Task to carry out: Repeat every record below exactly, leaving out the pictures.

The input:
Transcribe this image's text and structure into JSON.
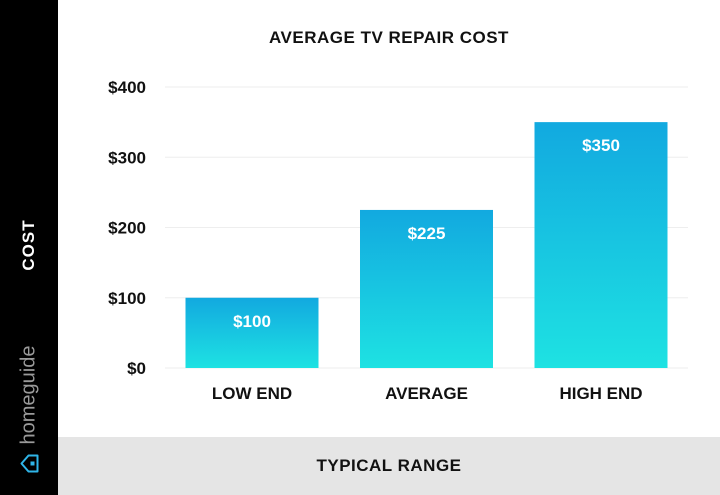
{
  "brand": {
    "name": "homeguide",
    "icon": "house-icon"
  },
  "colors": {
    "bar_top": "#12a9e0",
    "bar_bottom": "#1ee2e2",
    "grid": "#eeeeee",
    "side_panel": "#000000",
    "footer": "#e5e5e5"
  },
  "chart_data": {
    "type": "bar",
    "title": "AVERAGE TV REPAIR COST",
    "xlabel": "TYPICAL RANGE",
    "ylabel": "COST",
    "categories": [
      "LOW END",
      "AVERAGE",
      "HIGH END"
    ],
    "values": [
      100,
      225,
      350
    ],
    "data_labels": [
      "$100",
      "$225",
      "$350"
    ],
    "yticks": [
      0,
      100,
      200,
      300,
      400
    ],
    "ytick_labels": [
      "$0",
      "$100",
      "$200",
      "$300",
      "$400"
    ],
    "ylim": [
      0,
      400
    ],
    "grid": true,
    "legend": "none"
  }
}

Correct result:
Transcribe this image's text and structure into JSON.
{
  "brand": {
    "name": "homeguide",
    "icon": "house-icon"
  },
  "colors": {
    "bar_top": "#12a9e0",
    "bar_bottom": "#1ee2e2",
    "grid": "#eeeeee",
    "side_panel": "#000000",
    "footer": "#e5e5e5"
  },
  "chart_data": {
    "type": "bar",
    "title": "AVERAGE TV REPAIR COST",
    "xlabel": "TYPICAL RANGE",
    "ylabel": "COST",
    "categories": [
      "LOW END",
      "AVERAGE",
      "HIGH END"
    ],
    "values": [
      100,
      225,
      350
    ],
    "data_labels": [
      "$100",
      "$225",
      "$350"
    ],
    "yticks": [
      0,
      100,
      200,
      300,
      400
    ],
    "ytick_labels": [
      "$0",
      "$100",
      "$200",
      "$300",
      "$400"
    ],
    "ylim": [
      0,
      400
    ],
    "grid": true,
    "legend": "none"
  }
}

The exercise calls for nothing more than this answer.